What is required: Throughout the listing below, show every line in which "MRIs" occurs.

Records for this exercise:
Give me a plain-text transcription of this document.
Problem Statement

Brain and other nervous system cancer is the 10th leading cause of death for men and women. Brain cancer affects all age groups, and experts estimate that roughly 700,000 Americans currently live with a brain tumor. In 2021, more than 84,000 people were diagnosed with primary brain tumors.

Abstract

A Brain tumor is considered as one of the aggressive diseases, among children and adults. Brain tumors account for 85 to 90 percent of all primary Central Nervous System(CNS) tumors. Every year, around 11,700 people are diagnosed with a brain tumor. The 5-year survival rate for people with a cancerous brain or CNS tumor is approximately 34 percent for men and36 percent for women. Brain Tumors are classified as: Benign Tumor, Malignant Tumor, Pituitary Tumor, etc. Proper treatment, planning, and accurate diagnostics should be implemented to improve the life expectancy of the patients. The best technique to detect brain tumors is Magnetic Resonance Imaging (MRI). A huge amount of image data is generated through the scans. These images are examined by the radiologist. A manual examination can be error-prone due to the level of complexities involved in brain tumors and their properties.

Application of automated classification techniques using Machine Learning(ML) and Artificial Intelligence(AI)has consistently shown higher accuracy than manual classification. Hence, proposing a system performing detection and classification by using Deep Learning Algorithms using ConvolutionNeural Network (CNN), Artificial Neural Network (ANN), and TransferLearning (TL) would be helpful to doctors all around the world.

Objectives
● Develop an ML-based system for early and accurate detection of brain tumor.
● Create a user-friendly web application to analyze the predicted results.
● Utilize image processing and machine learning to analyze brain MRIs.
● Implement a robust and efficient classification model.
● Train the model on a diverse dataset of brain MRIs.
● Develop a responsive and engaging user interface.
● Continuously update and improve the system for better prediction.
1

Task response:
● Utilize image processing and machine learning to analyze brain MRIs.
● Train the model on a diverse dataset of brain MRIs.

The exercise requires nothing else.